## start

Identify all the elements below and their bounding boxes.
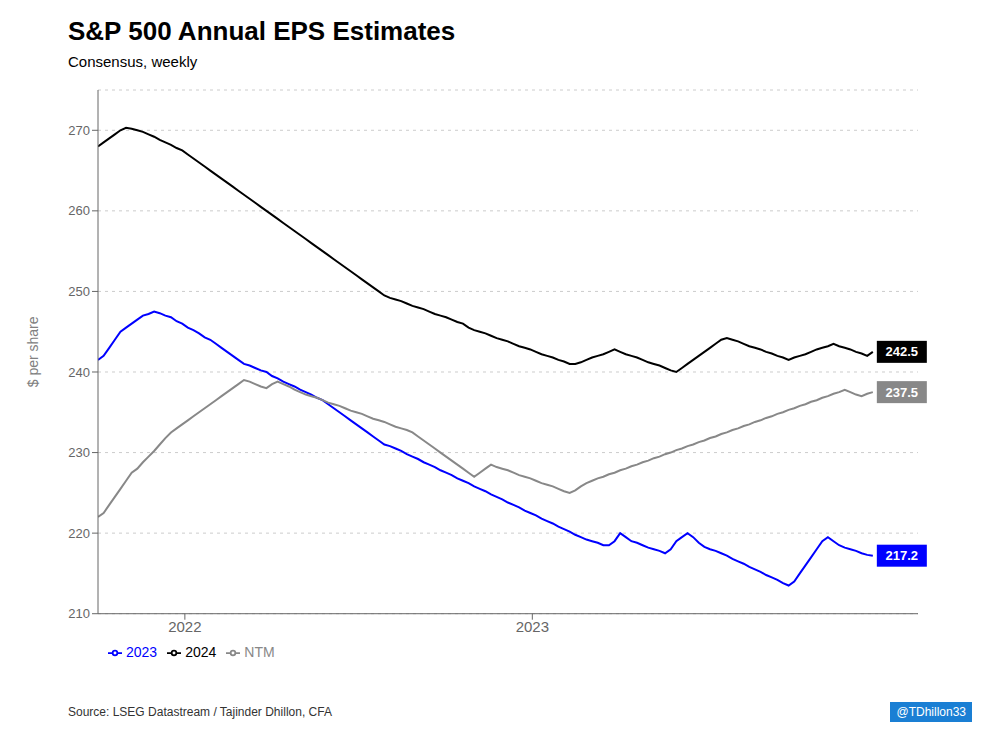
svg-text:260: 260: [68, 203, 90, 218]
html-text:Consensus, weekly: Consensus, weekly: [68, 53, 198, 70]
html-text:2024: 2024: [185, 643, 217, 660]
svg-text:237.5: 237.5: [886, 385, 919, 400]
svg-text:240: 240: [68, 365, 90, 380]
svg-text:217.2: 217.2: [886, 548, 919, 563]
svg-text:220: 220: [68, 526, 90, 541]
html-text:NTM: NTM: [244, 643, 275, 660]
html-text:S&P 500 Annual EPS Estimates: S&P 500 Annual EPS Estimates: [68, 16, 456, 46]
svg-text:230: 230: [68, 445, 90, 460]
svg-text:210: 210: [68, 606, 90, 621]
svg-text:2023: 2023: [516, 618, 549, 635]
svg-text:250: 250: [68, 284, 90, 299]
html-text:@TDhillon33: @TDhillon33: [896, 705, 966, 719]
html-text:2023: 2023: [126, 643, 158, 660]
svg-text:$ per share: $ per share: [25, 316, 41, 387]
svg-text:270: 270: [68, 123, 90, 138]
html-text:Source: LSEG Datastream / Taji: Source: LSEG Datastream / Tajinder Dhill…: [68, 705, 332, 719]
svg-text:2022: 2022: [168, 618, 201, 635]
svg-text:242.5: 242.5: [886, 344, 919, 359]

## end

### Written exercise
Copy the listing above line for line, with every character unchanged, and leave out the picture.

### Answer to this exercise
Identify all the elements below and their bounding boxes.
svg-text:260: 260: [68, 203, 90, 218]
html-text:Consensus, weekly: Consensus, weekly: [68, 53, 198, 70]
html-text:2024: 2024: [185, 643, 217, 660]
svg-text:237.5: 237.5: [886, 385, 919, 400]
svg-text:240: 240: [68, 365, 90, 380]
svg-text:217.2: 217.2: [886, 548, 919, 563]
svg-text:220: 220: [68, 526, 90, 541]
html-text:NTM: NTM: [244, 643, 275, 660]
html-text:S&P 500 Annual EPS Estimates: S&P 500 Annual EPS Estimates: [68, 16, 456, 46]
svg-text:230: 230: [68, 445, 90, 460]
svg-text:210: 210: [68, 606, 90, 621]
svg-text:2023: 2023: [516, 618, 549, 635]
svg-text:250: 250: [68, 284, 90, 299]
html-text:@TDhillon33: @TDhillon33: [896, 705, 966, 719]
html-text:2023: 2023: [126, 643, 158, 660]
svg-text:$ per share: $ per share: [25, 316, 41, 387]
svg-text:270: 270: [68, 123, 90, 138]
html-text:Source: LSEG Datastream / Taji: Source: LSEG Datastream / Tajinder Dhill…: [68, 705, 332, 719]
svg-text:2022: 2022: [168, 618, 201, 635]
svg-text:242.5: 242.5: [886, 344, 919, 359]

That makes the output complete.